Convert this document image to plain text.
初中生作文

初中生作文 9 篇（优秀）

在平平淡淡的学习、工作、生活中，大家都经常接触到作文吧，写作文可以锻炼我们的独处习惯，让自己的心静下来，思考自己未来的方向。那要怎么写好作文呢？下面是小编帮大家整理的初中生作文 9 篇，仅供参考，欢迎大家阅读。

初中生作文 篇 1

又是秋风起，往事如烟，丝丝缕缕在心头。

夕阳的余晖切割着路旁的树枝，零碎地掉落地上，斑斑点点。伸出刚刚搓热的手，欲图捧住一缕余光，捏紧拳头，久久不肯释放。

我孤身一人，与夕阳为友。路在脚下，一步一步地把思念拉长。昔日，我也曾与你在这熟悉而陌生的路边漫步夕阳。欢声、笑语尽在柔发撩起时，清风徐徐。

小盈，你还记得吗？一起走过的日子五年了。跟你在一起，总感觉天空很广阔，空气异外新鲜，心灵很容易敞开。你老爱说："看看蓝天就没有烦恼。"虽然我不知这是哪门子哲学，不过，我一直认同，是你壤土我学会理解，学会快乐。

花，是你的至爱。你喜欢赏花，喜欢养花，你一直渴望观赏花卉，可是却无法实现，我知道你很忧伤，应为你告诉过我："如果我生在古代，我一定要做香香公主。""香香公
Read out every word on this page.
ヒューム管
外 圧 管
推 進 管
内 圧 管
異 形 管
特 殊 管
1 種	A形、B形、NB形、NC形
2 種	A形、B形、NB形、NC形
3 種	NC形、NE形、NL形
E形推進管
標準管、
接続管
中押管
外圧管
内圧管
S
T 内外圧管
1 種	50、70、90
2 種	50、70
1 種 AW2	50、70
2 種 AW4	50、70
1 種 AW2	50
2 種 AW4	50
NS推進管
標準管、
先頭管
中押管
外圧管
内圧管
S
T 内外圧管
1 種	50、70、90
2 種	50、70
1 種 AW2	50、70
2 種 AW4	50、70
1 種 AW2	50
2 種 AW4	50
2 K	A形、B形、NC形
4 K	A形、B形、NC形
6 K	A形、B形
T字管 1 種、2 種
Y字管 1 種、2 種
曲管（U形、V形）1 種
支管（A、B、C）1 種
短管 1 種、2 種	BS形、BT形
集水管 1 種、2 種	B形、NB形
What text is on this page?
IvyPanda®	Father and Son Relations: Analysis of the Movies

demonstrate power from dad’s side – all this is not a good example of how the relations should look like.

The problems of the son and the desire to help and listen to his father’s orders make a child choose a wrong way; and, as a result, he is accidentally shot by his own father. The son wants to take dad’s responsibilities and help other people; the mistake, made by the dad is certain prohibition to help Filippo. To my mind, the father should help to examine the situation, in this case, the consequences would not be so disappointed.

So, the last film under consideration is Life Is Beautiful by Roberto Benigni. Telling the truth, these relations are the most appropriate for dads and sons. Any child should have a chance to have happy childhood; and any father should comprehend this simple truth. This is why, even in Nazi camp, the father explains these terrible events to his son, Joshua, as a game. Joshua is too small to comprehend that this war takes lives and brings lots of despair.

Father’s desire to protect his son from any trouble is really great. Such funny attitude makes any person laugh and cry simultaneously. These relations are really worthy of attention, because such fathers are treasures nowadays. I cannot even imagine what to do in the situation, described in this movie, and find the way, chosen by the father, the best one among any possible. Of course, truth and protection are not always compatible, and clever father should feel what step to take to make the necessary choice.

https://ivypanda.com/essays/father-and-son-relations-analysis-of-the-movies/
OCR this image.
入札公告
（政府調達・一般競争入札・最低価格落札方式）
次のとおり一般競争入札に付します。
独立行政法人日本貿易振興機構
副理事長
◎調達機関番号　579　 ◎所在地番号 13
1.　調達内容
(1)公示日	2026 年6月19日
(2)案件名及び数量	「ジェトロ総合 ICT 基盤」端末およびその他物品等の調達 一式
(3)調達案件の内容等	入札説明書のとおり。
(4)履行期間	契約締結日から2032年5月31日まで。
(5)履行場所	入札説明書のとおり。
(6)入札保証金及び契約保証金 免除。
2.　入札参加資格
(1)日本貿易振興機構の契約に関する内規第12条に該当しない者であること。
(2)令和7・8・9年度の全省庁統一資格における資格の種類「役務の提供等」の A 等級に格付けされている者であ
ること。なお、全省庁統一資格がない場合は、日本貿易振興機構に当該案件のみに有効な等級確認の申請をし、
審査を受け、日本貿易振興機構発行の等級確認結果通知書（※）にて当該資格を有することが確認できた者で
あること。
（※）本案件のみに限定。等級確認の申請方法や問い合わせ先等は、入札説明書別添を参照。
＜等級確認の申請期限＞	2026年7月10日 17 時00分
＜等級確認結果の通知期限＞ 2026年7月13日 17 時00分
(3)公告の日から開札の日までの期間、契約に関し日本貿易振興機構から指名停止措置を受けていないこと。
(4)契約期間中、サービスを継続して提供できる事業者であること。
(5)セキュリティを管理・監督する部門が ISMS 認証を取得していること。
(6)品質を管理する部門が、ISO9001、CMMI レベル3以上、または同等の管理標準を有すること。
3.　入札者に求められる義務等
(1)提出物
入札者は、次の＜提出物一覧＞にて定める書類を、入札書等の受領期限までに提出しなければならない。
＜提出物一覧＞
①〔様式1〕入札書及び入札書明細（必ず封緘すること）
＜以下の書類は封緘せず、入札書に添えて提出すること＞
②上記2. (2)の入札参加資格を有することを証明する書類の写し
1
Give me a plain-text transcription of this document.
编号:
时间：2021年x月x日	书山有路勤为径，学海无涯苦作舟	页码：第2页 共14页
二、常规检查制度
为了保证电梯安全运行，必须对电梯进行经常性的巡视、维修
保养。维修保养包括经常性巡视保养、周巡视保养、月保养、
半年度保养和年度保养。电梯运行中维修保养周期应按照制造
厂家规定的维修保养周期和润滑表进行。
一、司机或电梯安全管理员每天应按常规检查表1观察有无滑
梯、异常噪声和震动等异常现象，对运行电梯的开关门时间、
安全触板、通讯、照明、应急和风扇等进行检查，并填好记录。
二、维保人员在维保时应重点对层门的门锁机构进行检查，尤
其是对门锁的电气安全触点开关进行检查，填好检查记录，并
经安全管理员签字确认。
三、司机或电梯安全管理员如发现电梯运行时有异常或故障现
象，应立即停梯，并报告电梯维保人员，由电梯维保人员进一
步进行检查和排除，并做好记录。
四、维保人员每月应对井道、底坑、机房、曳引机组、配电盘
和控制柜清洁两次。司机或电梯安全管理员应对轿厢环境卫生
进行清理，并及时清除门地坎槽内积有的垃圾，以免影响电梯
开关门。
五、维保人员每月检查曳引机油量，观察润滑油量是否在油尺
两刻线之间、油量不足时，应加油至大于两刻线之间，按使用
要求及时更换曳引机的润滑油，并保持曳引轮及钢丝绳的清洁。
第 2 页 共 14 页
════════════════
EXERCISE AIM: Note how many lines in the material hold the word "入札説明書のとおり", and give that number with nothing added.

THE REPLY: 2